# THE INPUT start

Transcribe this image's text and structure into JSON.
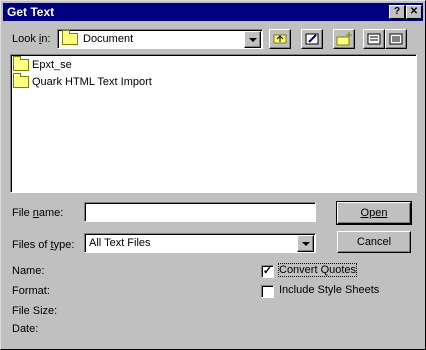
{
  "window": {
    "title": "Get Text",
    "help_label": "?",
    "close_label": "✕"
  },
  "lookin": {
    "label": "Look in:",
    "value": "Document"
  },
  "toolbar": {
    "icons": [
      "up-one-level-icon",
      "desktop-icon",
      "new-folder-icon",
      "list-view-icon",
      "details-view-icon"
    ]
  },
  "files": [
    {
      "name": "Epxt_se",
      "icon": "folder-icon"
    },
    {
      "name": "Quark HTML Text Import",
      "icon": "folder-icon"
    }
  ],
  "filename": {
    "label": "File name:",
    "value": ""
  },
  "filetype": {
    "label": "Files of type:",
    "value": "All Text Files"
  },
  "buttons": {
    "open": "Open",
    "cancel": "Cancel"
  },
  "info": {
    "name": "Name:",
    "format": "Format:",
    "size": "File Size:",
    "date": "Date:"
  },
  "options": {
    "convert_quotes": {
      "label": "Convert Quotes",
      "checked": true
    },
    "include_style": {
      "label": "Include Style Sheets",
      "checked": false
    }
  }
}
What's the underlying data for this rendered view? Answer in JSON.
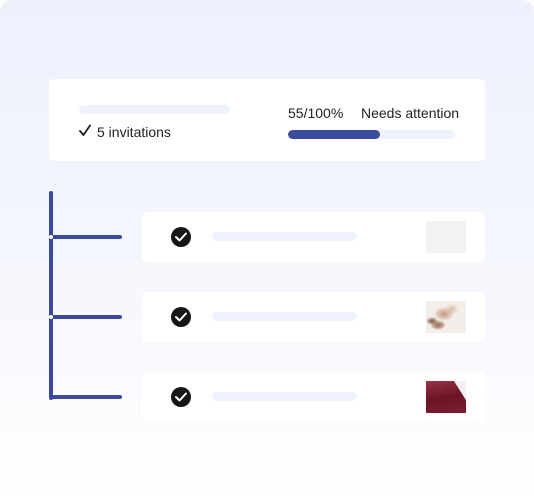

# THE INPUT end

### [STATED EXERCISE]
Reproduce the whole listing exactly, but not the images in it.

### [TASK RESPONSE]
Transcribe this image's text and structure into JSON.
{
  "window": {
    "title": "Get Text",
    "help_label": "?",
    "close_label": "✕"
  },
  "lookin": {
    "label": "Look in:",
    "value": "Document"
  },
  "toolbar": {
    "icons": [
      "up-one-level-icon",
      "desktop-icon",
      "new-folder-icon",
      "list-view-icon",
      "details-view-icon"
    ]
  },
  "files": [
    {
      "name": "Epxt_se",
      "icon": "folder-icon"
    },
    {
      "name": "Quark HTML Text Import",
      "icon": "folder-icon"
    }
  ],
  "filename": {
    "label": "File name:",
    "value": ""
  },
  "filetype": {
    "label": "Files of type:",
    "value": "All Text Files"
  },
  "buttons": {
    "open": "Open",
    "cancel": "Cancel"
  },
  "info": {
    "name": "Name:",
    "format": "Format:",
    "size": "File Size:",
    "date": "Date:"
  },
  "options": {
    "convert_quotes": {
      "label": "Convert Quotes",
      "checked": true
    },
    "include_style": {
      "label": "Include Style Sheets",
      "checked": false
    }
  }
}
What's the underlying data for this rendered view? Answer in JSON.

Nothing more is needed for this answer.